— start EXTRACTED DATA —
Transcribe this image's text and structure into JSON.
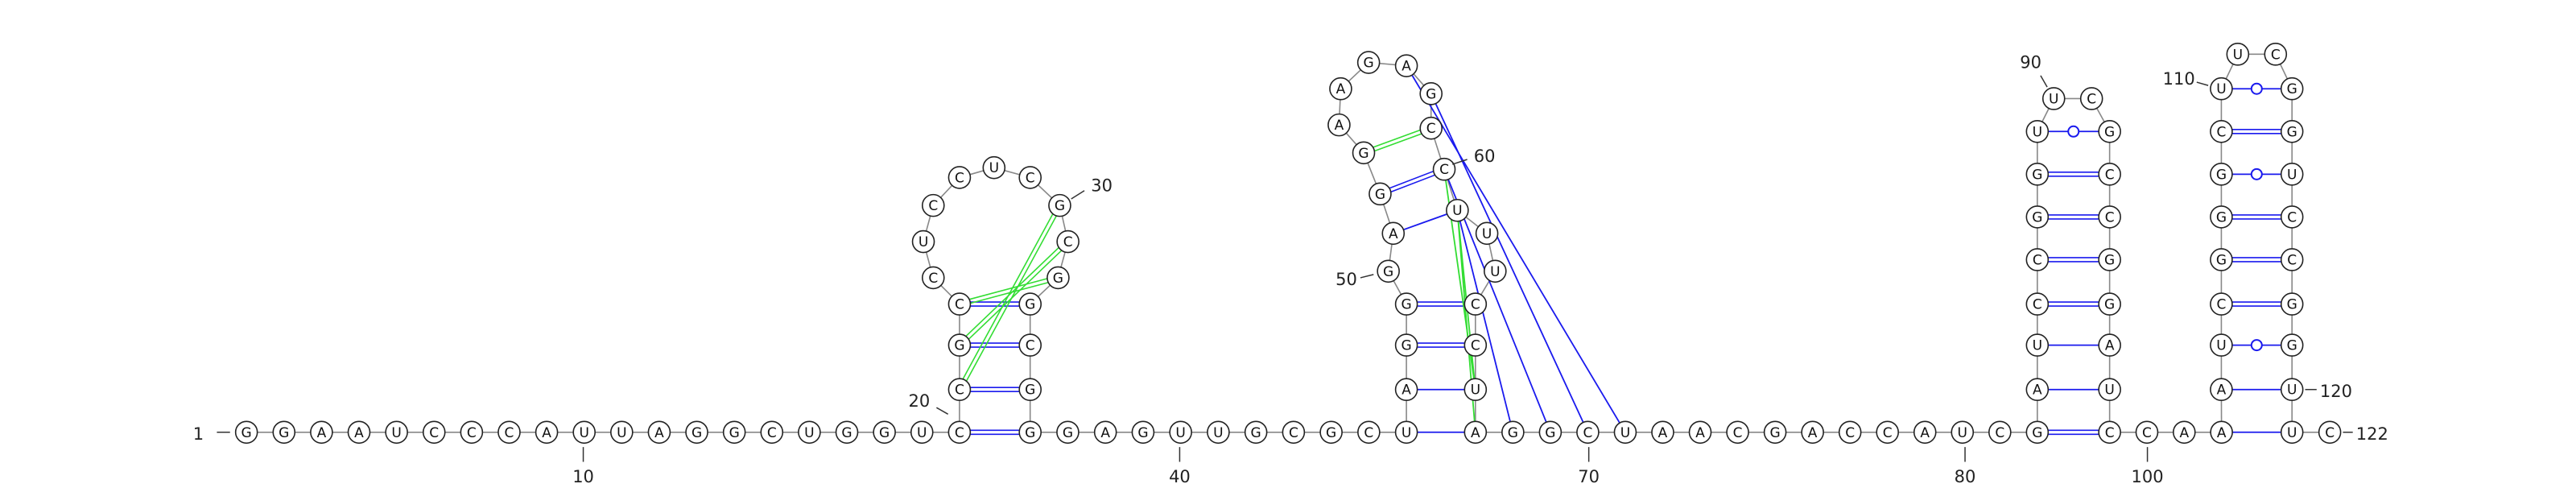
{
  "nucleotides": [
    "G",
    "G",
    "A",
    "A",
    "U",
    "C",
    "C",
    "C",
    "A",
    "U",
    "U",
    "A",
    "G",
    "G",
    "C",
    "U",
    "G",
    "G",
    "U",
    "C",
    "C",
    "G",
    "C",
    "C",
    "U",
    "C",
    "C",
    "U",
    "C",
    "G",
    "C",
    "G",
    "G",
    "C",
    "G",
    "G",
    "G",
    "A",
    "G",
    "U",
    "U",
    "G",
    "C",
    "G",
    "C",
    "U",
    "A",
    "G",
    "G",
    "G",
    "A",
    "G",
    "G",
    "A",
    "A",
    "G",
    "A",
    "G",
    "C",
    "C",
    "U",
    "U",
    "U",
    "C",
    "C",
    "U",
    "A",
    "G",
    "G",
    "C",
    "U",
    "A",
    "A",
    "C",
    "G",
    "A",
    "C",
    "C",
    "A",
    "U",
    "C",
    "G",
    "A",
    "U",
    "C",
    "C",
    "G",
    "G",
    "U",
    "U",
    "C",
    "G",
    "C",
    "C",
    "G",
    "G",
    "A",
    "U",
    "C",
    "C",
    "A",
    "A",
    "A",
    "U",
    "C",
    "G",
    "G",
    "G",
    "C",
    "U",
    "U",
    "C",
    "G",
    "G",
    "U",
    "C",
    "C",
    "G",
    "G",
    "U",
    "U",
    "C"
  ],
  "position_labels": [
    1,
    10,
    20,
    30,
    40,
    50,
    60,
    70,
    80,
    90,
    100,
    110,
    120,
    122
  ]
}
— end EXTRACTED DATA —
WRITTEN REQUEST: Copy out the records above in full, exactly as written, but not the pictures.

EXPECTED OUTPUT:
Transcribe this image's text and structure into JSON.
{
  "nucleotides": [
    "G",
    "G",
    "A",
    "A",
    "U",
    "C",
    "C",
    "C",
    "A",
    "U",
    "U",
    "A",
    "G",
    "G",
    "C",
    "U",
    "G",
    "G",
    "U",
    "C",
    "C",
    "G",
    "C",
    "C",
    "U",
    "C",
    "C",
    "U",
    "C",
    "G",
    "C",
    "G",
    "G",
    "C",
    "G",
    "G",
    "G",
    "A",
    "G",
    "U",
    "U",
    "G",
    "C",
    "G",
    "C",
    "U",
    "A",
    "G",
    "G",
    "G",
    "A",
    "G",
    "G",
    "A",
    "A",
    "G",
    "A",
    "G",
    "C",
    "C",
    "U",
    "U",
    "U",
    "C",
    "C",
    "U",
    "A",
    "G",
    "G",
    "C",
    "U",
    "A",
    "A",
    "C",
    "G",
    "A",
    "C",
    "C",
    "A",
    "U",
    "C",
    "G",
    "A",
    "U",
    "C",
    "C",
    "G",
    "G",
    "U",
    "U",
    "C",
    "G",
    "C",
    "C",
    "G",
    "G",
    "A",
    "U",
    "C",
    "C",
    "A",
    "A",
    "A",
    "U",
    "C",
    "G",
    "G",
    "G",
    "C",
    "U",
    "U",
    "C",
    "G",
    "G",
    "U",
    "C",
    "C",
    "G",
    "G",
    "U",
    "U",
    "C"
  ],
  "position_labels": [
    1,
    10,
    20,
    30,
    40,
    50,
    60,
    70,
    80,
    90,
    100,
    110,
    120,
    122
  ]
}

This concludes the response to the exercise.